— MATERIAL FOR THIS EXERCISE —
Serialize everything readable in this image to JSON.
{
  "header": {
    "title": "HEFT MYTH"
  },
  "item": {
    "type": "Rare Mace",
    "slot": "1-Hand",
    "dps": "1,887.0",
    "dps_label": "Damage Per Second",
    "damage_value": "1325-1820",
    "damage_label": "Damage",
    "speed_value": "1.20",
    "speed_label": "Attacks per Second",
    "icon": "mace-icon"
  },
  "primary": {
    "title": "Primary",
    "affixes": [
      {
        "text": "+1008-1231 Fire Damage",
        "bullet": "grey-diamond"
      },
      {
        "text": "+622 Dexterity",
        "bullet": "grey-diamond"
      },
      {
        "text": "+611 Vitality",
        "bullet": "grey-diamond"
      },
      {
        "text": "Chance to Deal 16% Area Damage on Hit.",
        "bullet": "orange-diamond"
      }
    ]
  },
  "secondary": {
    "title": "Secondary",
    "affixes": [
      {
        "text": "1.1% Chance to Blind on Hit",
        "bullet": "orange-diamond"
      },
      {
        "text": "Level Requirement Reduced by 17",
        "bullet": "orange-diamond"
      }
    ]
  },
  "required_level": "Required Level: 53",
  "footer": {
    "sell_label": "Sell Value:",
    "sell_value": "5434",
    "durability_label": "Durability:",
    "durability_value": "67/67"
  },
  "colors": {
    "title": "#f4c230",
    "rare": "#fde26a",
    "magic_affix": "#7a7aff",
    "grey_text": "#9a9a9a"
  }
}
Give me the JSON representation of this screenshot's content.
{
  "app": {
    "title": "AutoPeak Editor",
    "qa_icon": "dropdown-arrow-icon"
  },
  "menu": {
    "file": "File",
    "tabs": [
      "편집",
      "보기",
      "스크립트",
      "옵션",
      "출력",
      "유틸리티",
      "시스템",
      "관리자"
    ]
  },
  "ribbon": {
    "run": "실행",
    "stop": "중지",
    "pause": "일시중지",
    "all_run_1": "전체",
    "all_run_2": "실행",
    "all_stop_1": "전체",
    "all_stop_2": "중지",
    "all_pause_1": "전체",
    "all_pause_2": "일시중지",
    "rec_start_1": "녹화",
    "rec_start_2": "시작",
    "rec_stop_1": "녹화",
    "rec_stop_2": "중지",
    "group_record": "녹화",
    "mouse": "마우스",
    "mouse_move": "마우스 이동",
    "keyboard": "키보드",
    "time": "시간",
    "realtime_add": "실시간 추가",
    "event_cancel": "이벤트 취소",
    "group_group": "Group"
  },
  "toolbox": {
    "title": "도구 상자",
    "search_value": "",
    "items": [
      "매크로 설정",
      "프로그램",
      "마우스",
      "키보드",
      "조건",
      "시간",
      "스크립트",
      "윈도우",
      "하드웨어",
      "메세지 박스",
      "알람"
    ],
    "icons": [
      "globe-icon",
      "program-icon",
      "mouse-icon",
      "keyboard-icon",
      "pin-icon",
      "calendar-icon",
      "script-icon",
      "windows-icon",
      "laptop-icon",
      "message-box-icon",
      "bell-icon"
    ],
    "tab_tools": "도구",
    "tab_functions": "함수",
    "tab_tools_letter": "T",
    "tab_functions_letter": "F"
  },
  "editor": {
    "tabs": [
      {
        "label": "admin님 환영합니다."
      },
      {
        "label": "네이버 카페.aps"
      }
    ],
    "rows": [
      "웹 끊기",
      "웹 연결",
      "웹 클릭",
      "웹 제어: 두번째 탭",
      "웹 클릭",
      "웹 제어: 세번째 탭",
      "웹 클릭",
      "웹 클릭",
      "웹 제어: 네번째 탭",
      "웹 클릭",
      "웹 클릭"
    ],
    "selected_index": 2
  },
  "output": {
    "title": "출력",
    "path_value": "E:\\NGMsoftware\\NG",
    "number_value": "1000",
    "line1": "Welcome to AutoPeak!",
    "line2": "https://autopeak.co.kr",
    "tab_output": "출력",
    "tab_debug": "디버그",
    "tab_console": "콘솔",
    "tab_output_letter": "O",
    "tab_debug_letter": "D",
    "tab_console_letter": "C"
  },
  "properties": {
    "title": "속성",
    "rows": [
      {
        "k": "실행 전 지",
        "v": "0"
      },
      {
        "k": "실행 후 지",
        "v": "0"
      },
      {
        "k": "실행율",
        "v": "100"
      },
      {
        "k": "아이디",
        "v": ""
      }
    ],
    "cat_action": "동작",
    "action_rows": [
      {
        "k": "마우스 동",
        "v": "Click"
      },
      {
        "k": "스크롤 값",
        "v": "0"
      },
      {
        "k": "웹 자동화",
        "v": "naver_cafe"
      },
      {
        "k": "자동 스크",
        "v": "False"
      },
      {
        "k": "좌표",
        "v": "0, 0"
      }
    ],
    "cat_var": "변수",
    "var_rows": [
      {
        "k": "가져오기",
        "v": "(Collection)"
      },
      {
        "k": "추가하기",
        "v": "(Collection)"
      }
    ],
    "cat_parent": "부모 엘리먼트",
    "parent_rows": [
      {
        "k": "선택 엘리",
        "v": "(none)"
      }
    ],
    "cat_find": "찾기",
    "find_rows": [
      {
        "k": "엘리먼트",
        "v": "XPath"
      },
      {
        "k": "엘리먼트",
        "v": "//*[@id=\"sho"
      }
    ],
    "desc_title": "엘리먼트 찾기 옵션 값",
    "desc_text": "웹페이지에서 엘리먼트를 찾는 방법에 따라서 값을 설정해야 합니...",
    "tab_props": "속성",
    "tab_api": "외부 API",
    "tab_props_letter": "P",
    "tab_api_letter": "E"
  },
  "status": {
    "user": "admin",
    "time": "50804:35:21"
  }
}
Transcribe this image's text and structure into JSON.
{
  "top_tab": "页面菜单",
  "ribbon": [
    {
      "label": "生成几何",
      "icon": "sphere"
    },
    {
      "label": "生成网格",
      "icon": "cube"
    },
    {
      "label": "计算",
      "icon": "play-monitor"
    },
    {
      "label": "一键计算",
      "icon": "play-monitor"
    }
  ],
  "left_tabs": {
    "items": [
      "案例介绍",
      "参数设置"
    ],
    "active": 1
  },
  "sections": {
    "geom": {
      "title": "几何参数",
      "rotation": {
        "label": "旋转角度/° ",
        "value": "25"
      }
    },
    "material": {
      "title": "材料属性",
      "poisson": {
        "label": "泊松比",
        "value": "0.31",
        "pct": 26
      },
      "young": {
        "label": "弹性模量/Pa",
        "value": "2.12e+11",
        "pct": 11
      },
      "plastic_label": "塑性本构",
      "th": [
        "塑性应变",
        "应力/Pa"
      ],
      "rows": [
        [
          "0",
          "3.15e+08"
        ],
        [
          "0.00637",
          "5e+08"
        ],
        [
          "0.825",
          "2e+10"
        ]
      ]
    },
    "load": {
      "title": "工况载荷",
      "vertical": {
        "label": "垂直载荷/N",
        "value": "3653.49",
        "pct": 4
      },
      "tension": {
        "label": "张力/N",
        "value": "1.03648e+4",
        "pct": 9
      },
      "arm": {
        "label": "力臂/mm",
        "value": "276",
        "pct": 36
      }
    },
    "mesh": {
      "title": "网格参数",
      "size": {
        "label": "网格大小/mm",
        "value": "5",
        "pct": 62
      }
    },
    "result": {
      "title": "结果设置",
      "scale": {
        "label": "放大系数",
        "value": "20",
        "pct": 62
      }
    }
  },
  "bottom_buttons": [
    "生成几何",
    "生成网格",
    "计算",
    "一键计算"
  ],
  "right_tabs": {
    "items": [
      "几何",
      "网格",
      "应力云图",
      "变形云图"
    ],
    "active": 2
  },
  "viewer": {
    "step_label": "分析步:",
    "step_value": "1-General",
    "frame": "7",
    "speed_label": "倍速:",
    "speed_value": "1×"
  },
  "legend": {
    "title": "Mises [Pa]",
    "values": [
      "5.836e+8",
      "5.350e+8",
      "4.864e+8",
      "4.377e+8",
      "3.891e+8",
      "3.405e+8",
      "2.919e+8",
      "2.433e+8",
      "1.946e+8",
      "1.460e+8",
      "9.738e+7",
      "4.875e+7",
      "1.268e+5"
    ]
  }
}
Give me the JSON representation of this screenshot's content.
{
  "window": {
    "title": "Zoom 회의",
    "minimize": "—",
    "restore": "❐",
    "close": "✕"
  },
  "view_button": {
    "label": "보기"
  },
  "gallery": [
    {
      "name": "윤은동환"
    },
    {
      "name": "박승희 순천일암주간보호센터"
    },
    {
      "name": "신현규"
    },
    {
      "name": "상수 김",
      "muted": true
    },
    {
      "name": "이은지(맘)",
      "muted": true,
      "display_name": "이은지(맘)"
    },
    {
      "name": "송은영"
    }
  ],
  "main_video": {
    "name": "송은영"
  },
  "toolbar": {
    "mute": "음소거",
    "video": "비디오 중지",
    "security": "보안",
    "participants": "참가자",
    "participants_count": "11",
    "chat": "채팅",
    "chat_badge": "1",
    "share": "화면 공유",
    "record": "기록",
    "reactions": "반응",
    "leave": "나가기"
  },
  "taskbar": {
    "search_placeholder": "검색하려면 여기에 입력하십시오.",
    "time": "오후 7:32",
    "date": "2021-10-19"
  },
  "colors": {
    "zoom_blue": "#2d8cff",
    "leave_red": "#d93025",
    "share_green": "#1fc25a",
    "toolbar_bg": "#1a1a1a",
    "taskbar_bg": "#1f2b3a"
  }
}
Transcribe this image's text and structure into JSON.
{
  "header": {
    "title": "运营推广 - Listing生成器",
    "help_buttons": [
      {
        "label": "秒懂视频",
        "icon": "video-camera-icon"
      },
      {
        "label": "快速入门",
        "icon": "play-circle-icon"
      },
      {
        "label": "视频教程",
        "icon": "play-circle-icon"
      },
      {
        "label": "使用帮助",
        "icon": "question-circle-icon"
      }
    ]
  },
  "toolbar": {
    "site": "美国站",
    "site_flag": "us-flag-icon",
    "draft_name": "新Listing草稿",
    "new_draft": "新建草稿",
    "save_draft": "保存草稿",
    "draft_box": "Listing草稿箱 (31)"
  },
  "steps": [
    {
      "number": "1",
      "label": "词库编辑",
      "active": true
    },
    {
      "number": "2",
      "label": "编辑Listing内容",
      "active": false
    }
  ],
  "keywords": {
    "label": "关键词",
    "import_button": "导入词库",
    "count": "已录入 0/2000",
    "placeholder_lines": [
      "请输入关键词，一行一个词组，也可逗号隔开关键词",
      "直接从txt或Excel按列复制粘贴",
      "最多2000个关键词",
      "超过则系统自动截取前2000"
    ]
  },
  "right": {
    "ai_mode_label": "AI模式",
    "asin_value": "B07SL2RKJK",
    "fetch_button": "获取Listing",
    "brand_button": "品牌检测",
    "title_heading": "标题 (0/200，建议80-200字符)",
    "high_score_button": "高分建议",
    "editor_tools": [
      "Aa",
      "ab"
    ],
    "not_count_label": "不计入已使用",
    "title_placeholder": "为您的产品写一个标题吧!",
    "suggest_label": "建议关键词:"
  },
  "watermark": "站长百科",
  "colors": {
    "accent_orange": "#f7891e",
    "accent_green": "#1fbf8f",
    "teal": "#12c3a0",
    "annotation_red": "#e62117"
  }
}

— TASK PROMPT —
Copy all lines from the entries that contain the word "active".

— THE REPLY —
    "active": 1
    "active": 2
      "active": true
      "active": false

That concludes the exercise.